> **GIVEN INSTRUCTION**: Look through the entries below and count the lines with the word "Angel" in them; give only the number.

(Dataset rows)
§ §

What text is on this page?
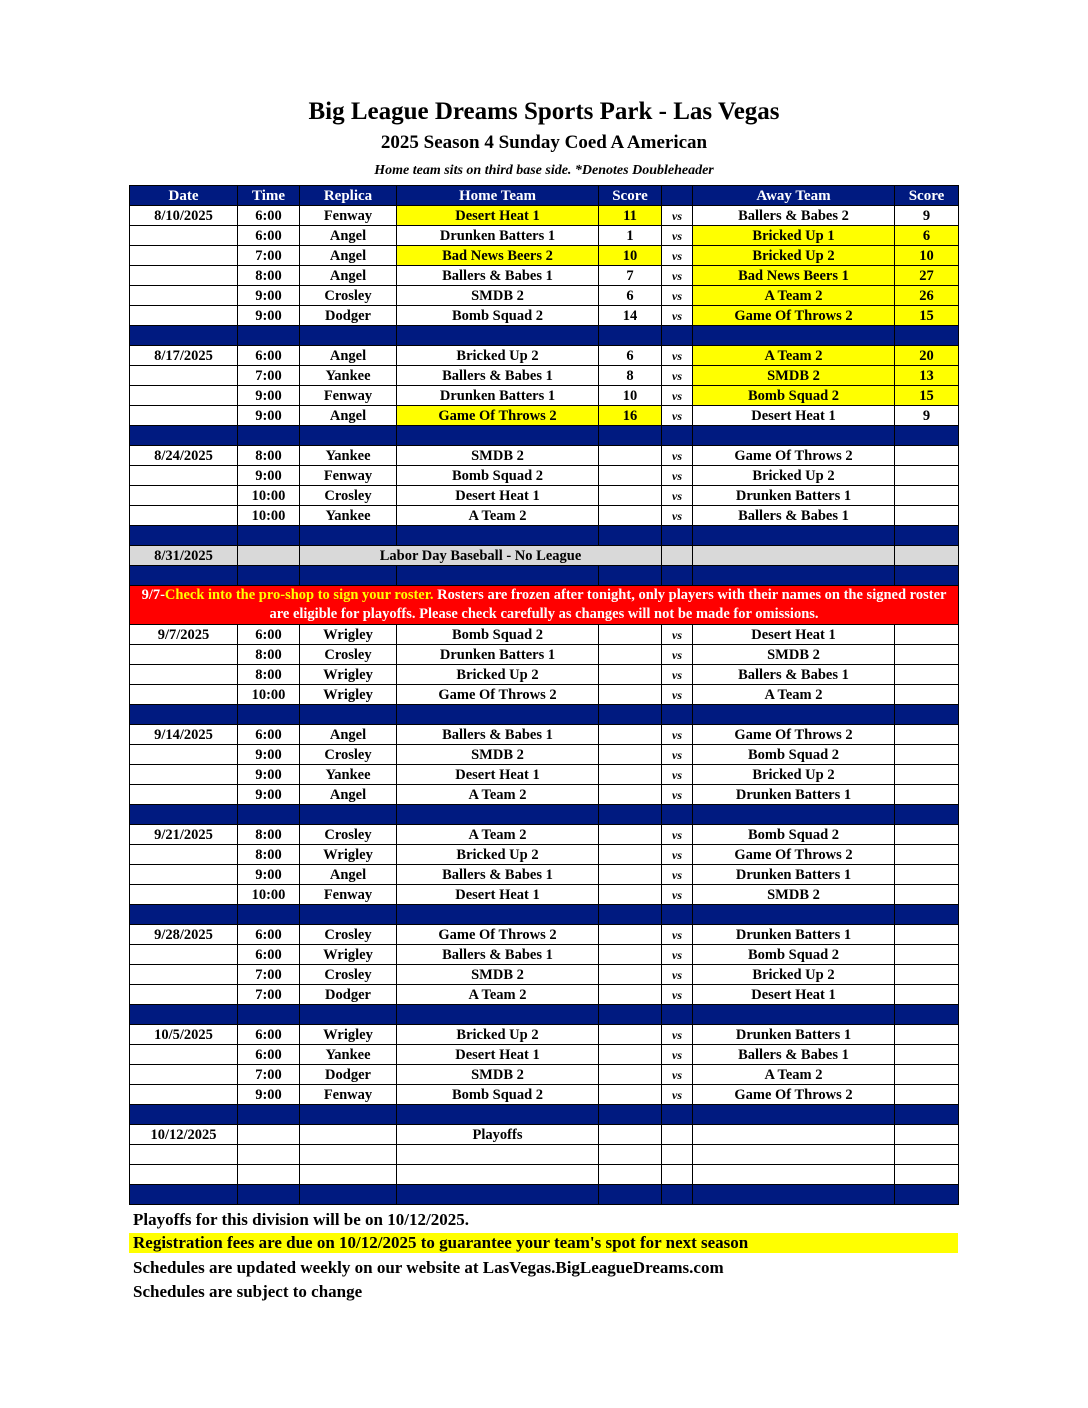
Big League Dreams Sports Park - Las Vegas
2025 Season 4 Sunday Coed A American
Home team sits on third base side. *Denotes Doubleheader
Date	Time	Replica	Home Team	Score		Away Team	Score
8/10/2025	6:00	Fenway	Desert Heat 1	11	vs	Ballers & Babes 2	9
	6:00	Angel	Drunken Batters 1	1	vs	Bricked Up 1	6
	7:00	Angel	Bad News Beers 2	10	vs	Bricked Up 2	10
	8:00	Angel	Ballers & Babes 1	7	vs	Bad News Beers 1	27
	9:00	Crosley	SMDB 2	6	vs	A Team 2	26
	9:00	Dodger	Bomb Squad 2	14	vs	Game Of Throws 2	15

8/17/2025	6:00	Angel	Bricked Up 2	6	vs	A Team 2	20
	7:00	Yankee	Ballers & Babes 1	8	vs	SMDB 2	13
	9:00	Fenway	Drunken Batters 1	10	vs	Bomb Squad 2	15
	9:00	Angel	Game Of Throws 2	16	vs	Desert Heat 1	9

8/24/2025	8:00	Yankee	SMDB 2		vs	Game Of Throws 2	
	9:00	Fenway	Bomb Squad 2		vs	Bricked Up 2	
	10:00	Crosley	Desert Heat 1		vs	Drunken Batters 1	
	10:00	Yankee	A Team 2		vs	Ballers & Babes 1	

8/31/2025		Labor Day Baseball - No League					

9/7-Check into the pro-shop to sign your roster. Rosters are frozen after tonight, only players with their names on the signed roster are eligible for playoffs. Please check carefully as changes will not be made for omissions.							
9/7/2025	6:00	Wrigley	Bomb Squad 2		vs	Desert Heat 1	
	8:00	Crosley	Drunken Batters 1		vs	SMDB 2	
	8:00	Wrigley	Bricked Up 2		vs	Ballers & Babes 1	
	10:00	Wrigley	Game Of Throws 2		vs	A Team 2	

9/14/2025	6:00	Angel	Ballers & Babes 1		vs	Game Of Throws 2	
	9:00	Crosley	SMDB 2		vs	Bomb Squad 2	
	9:00	Yankee	Desert Heat 1		vs	Bricked Up 2	
	9:00	Angel	A Team 2		vs	Drunken Batters 1	

9/21/2025	8:00	Crosley	A Team 2		vs	Bomb Squad 2	
	8:00	Wrigley	Bricked Up 2		vs	Game Of Throws 2	
	9:00	Angel	Ballers & Babes 1		vs	Drunken Batters 1	
	10:00	Fenway	Desert Heat 1		vs	SMDB 2	

9/28/2025	6:00	Crosley	Game Of Throws 2		vs	Drunken Batters 1	
	6:00	Wrigley	Ballers & Babes 1		vs	Bomb Squad 2	
	7:00	Crosley	SMDB 2		vs	Bricked Up 2	
	7:00	Dodger	A Team 2		vs	Desert Heat 1	

10/5/2025	6:00	Wrigley	Bricked Up 2		vs	Drunken Batters 1	
	6:00	Yankee	Desert Heat 1		vs	Ballers & Babes 1	
	7:00	Dodger	SMDB 2		vs	A Team 2	
	9:00	Fenway	Bomb Squad 2		vs	Game Of Throws 2	

10/12/2025			Playoffs				

Playoffs for this division will be on 10/12/2025.
Registration fees are due on 10/12/2025 to guarantee your team's spot for next season
Schedules are updated weekly on our website at LasVegas.BigLeagueDreams.com
Schedules are subject to change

§ §

> **ANSWER BELOW**: 8